DATA LISTING start
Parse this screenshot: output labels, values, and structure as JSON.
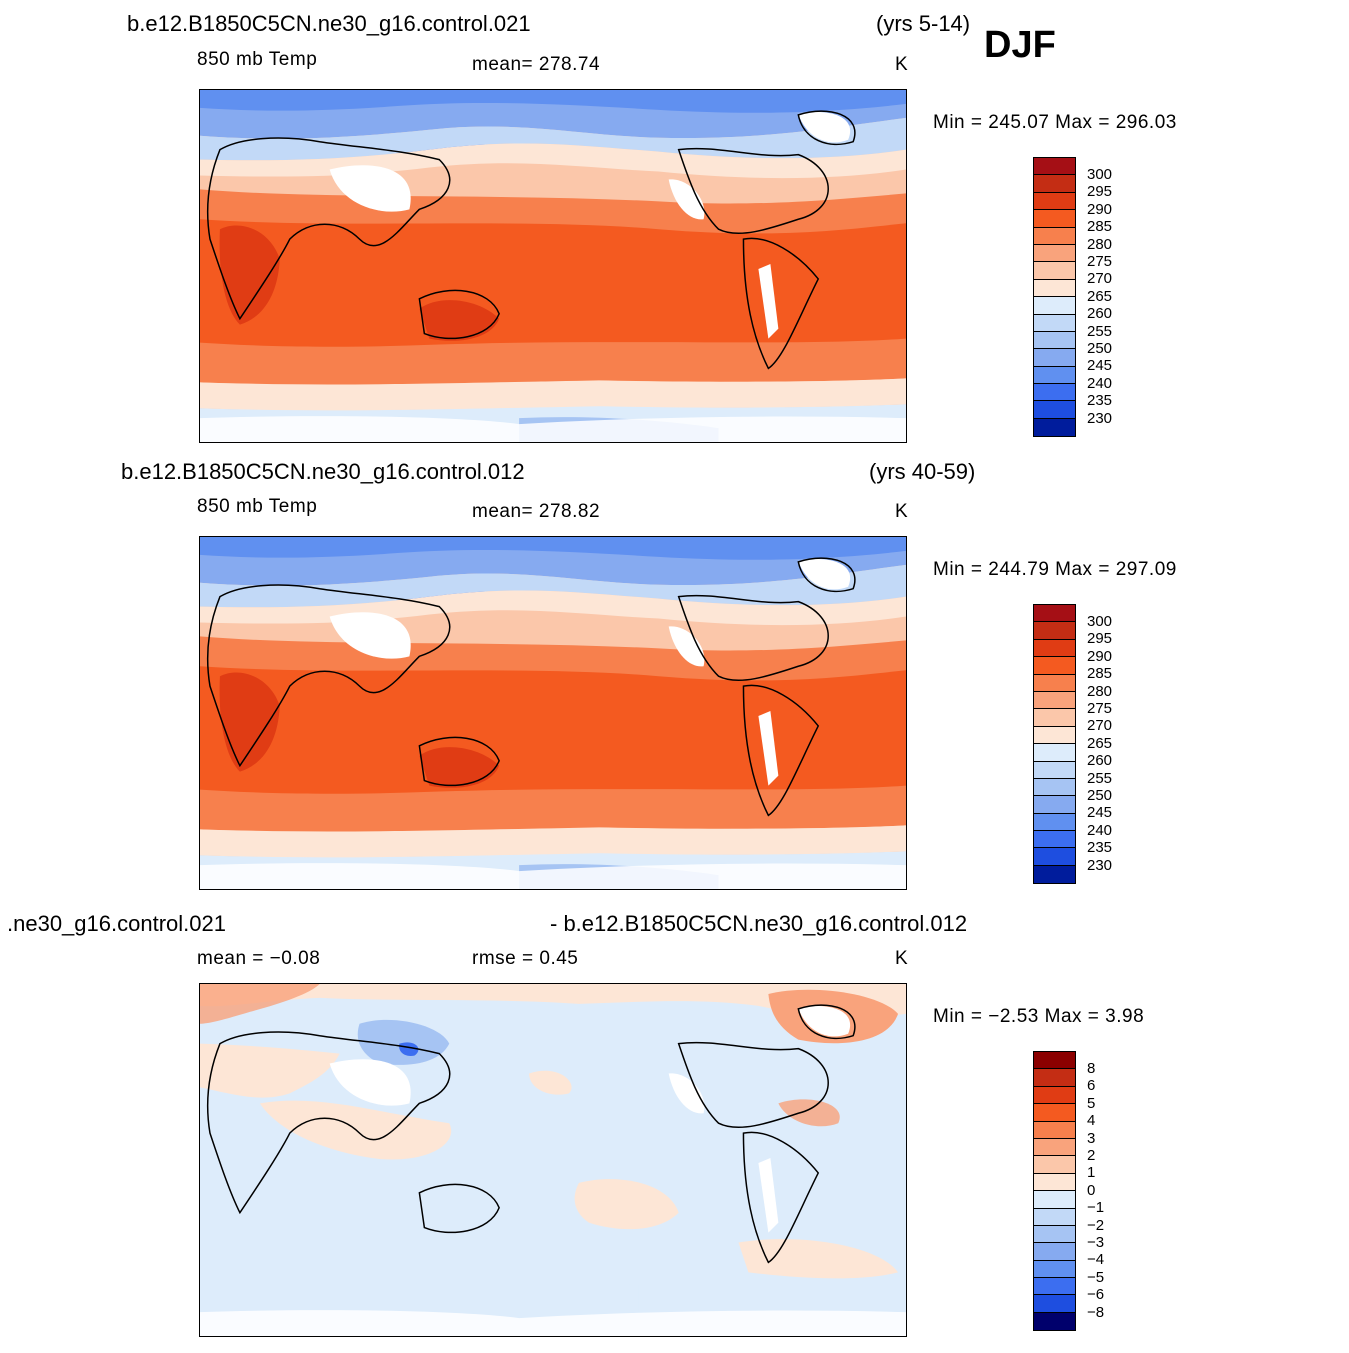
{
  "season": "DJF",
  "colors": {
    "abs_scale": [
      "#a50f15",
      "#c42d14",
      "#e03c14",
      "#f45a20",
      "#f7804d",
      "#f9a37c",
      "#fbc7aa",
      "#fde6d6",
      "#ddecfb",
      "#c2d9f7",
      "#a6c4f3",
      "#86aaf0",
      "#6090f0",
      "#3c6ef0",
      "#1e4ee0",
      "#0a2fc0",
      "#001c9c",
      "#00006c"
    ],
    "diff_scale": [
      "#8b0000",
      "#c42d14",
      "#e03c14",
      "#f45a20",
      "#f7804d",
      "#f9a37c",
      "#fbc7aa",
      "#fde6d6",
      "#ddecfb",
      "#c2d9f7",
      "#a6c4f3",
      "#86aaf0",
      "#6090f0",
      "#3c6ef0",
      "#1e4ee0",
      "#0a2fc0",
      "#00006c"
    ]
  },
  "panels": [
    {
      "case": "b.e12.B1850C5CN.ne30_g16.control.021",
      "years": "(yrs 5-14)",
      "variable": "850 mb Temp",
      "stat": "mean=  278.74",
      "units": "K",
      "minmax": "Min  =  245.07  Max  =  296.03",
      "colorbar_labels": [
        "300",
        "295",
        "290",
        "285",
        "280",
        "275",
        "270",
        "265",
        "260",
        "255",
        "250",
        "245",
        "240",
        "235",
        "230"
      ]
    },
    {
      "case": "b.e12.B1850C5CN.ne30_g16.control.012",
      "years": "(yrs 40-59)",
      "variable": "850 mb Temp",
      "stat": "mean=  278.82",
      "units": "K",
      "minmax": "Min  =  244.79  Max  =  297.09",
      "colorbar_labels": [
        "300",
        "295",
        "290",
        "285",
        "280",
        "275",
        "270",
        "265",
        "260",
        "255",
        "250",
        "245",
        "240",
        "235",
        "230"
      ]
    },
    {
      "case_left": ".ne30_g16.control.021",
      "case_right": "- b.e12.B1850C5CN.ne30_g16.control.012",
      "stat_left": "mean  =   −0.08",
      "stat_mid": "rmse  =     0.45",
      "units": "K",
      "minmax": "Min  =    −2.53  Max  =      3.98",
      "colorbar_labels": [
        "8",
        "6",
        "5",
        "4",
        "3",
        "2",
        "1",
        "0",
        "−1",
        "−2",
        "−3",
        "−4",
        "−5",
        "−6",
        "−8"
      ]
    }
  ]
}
DATA LISTING end
AIM -
Your copy should match the records word for word, with the pictures removed.

EXERCISE ANSWER -
Parse this screenshot: output labels, values, and structure as JSON.
{
  "season": "DJF",
  "colors": {
    "abs_scale": [
      "#a50f15",
      "#c42d14",
      "#e03c14",
      "#f45a20",
      "#f7804d",
      "#f9a37c",
      "#fbc7aa",
      "#fde6d6",
      "#ddecfb",
      "#c2d9f7",
      "#a6c4f3",
      "#86aaf0",
      "#6090f0",
      "#3c6ef0",
      "#1e4ee0",
      "#0a2fc0",
      "#001c9c",
      "#00006c"
    ],
    "diff_scale": [
      "#8b0000",
      "#c42d14",
      "#e03c14",
      "#f45a20",
      "#f7804d",
      "#f9a37c",
      "#fbc7aa",
      "#fde6d6",
      "#ddecfb",
      "#c2d9f7",
      "#a6c4f3",
      "#86aaf0",
      "#6090f0",
      "#3c6ef0",
      "#1e4ee0",
      "#0a2fc0",
      "#00006c"
    ]
  },
  "panels": [
    {
      "case": "b.e12.B1850C5CN.ne30_g16.control.021",
      "years": "(yrs 5-14)",
      "variable": "850 mb Temp",
      "stat": "mean=  278.74",
      "units": "K",
      "minmax": "Min  =  245.07  Max  =  296.03",
      "colorbar_labels": [
        "300",
        "295",
        "290",
        "285",
        "280",
        "275",
        "270",
        "265",
        "260",
        "255",
        "250",
        "245",
        "240",
        "235",
        "230"
      ]
    },
    {
      "case": "b.e12.B1850C5CN.ne30_g16.control.012",
      "years": "(yrs 40-59)",
      "variable": "850 mb Temp",
      "stat": "mean=  278.82",
      "units": "K",
      "minmax": "Min  =  244.79  Max  =  297.09",
      "colorbar_labels": [
        "300",
        "295",
        "290",
        "285",
        "280",
        "275",
        "270",
        "265",
        "260",
        "255",
        "250",
        "245",
        "240",
        "235",
        "230"
      ]
    },
    {
      "case_left": ".ne30_g16.control.021",
      "case_right": "- b.e12.B1850C5CN.ne30_g16.control.012",
      "stat_left": "mean  =   −0.08",
      "stat_mid": "rmse  =     0.45",
      "units": "K",
      "minmax": "Min  =    −2.53  Max  =      3.98",
      "colorbar_labels": [
        "8",
        "6",
        "5",
        "4",
        "3",
        "2",
        "1",
        "0",
        "−1",
        "−2",
        "−3",
        "−4",
        "−5",
        "−6",
        "−8"
      ]
    }
  ]
}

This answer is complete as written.